##### BRANO DI LETTURA #####

Un dodicenne autore di un massacro in Pakistan scelto dall'Isis come testimonial per la campagna di reclutamento dei giovani martiri

Un bambino è il nuovo testimonial dell'Isis per reclutare giovani kamikaze

Lo Stato islamico ha pubblicato poche ore fa il 140° numero di al-Naba. Così come abbiamo notato negli ultimi mesi, le pubblicazioni continuano a seguire precise finestre temporali per la diffusione sulla rete. L’opera consta di diverse info-grafiche che non andrebbero assolutamente confuse con le prime schede diramate dai sostenitori dell'Isis come ad esempio quelle pubblicate da Khattab Media Foundation e Wafa' Media Foundation. Ritroviamo il medesimo linguaggio diretto, estremamente semplice. Riferimenti religiosi mai invasivi. Forme di saluto non presenti. L’impaginazione è ordinata. Le immagini di supporto sono come sempre estremamente violente. Al-Naba è una produzione espressamente concepita per la massima diffusione e l'immediata lettura sul campo: è uno strumento per le forze di guerriglia. E’ un approccio certamente diverso da quello adottato per Inspire o Rumiya, intesi come veri e propri manuali di guerra. Mutati contesti operativi impongono una diversa letteratura di supporto. Lo Stato islamico non ha adattato la sua letteratura di riferimento al contesto, sospendo la produzione delle sue principali opere.

Ad oggi, non considerando la letteratura parallela diffusa su canali riservati, al-Naba resta l’unica produzione Isis diffusa sulla rete con regolarità. Scritta fin dal primo numero in arabo e mai tradotta, l’opera ha un preciso scopo: rivendicare ogni attentato nel globo, dando visibilità, credito e profondità digitale alle operazioni che non ottengono rilevanza sui media occidentali. Ad esempio un attentato avvenuto in Afghanistan o Yemen e con poche vittime, non ottiene alcuna visibilità in occidente. L’obiettivo di ogni rivendicazione è quello di ridicolizzare l’apparato di sicurezza degli apostati, ribadendo che il volere divino non è mai il medesimo e che si realizza tramite azioni semplici ed immediate. È il messaggio Isis ad avere l'autorità necessaria per innescare i distaccamenti o consacrare le loro operazioni per attacchi pianificati e su larga scala. Oltre alla letteratura convenzionale diffusa sulla rete con istruzioni prevalentemente entry level e dedicata prevalentemente ai terroristi radicalizzati a distanza, ne esiste una parallela. Quest’ultima si rivolge all’élite del movimento e per diffondere informazioni classificate ai distaccamenti.

##### MATERIALE #####

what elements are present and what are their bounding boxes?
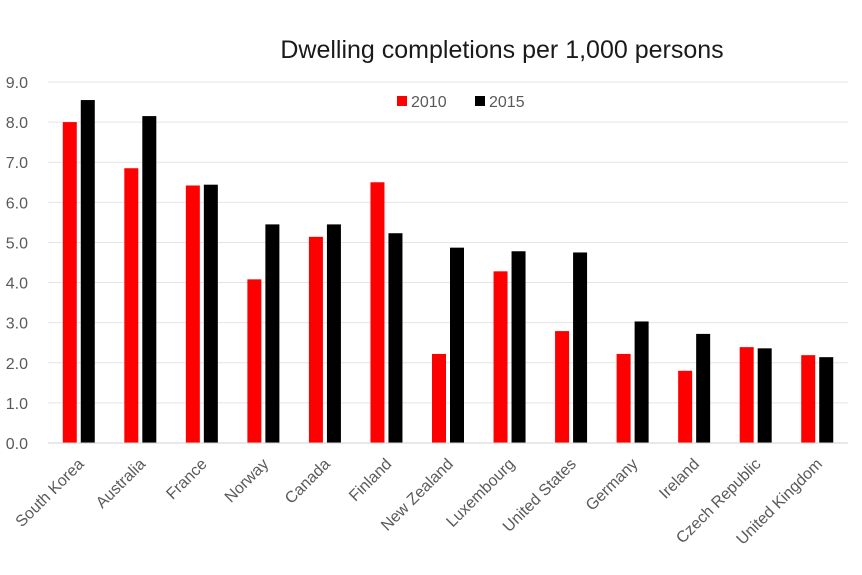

#####

▶ ISTRUZIONI DI LAVORO
1 > Traduci in inglese questa frase del brano su al-Naba: "Mutati contesti operativi impongono una diversa letteratura di supporto."
2 > Per favore, prosegui il brano su al-Naba a partire dalla sua ultima frase.

▶ RISULTATI
1 > Changed operational contexts call for a different body of supporting literature.

2 >
Ignorata la morte del figlio di al-Baghdadi

Stupisce ancora una volta l'assenza della morte di Hudhayfah al-Badri, uno dei figli al-Baghdadi, coinvolto in una vasta operazione Inghimasi nei pressi di Homs all’inizio del mese. La presunta morte del giovane è stata annunciata il 3 luglio scorso su Amaq. Otto ore dopo è stata annunciata sul canale ufficiale Isis ed infine utilizzando il nuovo template scelto per la Carovana dei Martiri. Nei tre numeri successivi alla sua morte, il nome di Hudhayfah al-Badri non è mai stato menzionato su al-Naba. E’ chiaramente una precisa strategia ad oggi oscura. Sfruttare a vantaggio della strategia ibrida Is (ideologia comune per cellule indipendenti adattative) la morte di uno dei figli del califfo avrebbe avuto pienamente senso. Alla fine del 140° numero di al-Naba troviamo la locandina del lungometraggio dedicato ai Cavalieri del Martirio con protagonista il nuovo testimonial per reclutare nuovi martiri.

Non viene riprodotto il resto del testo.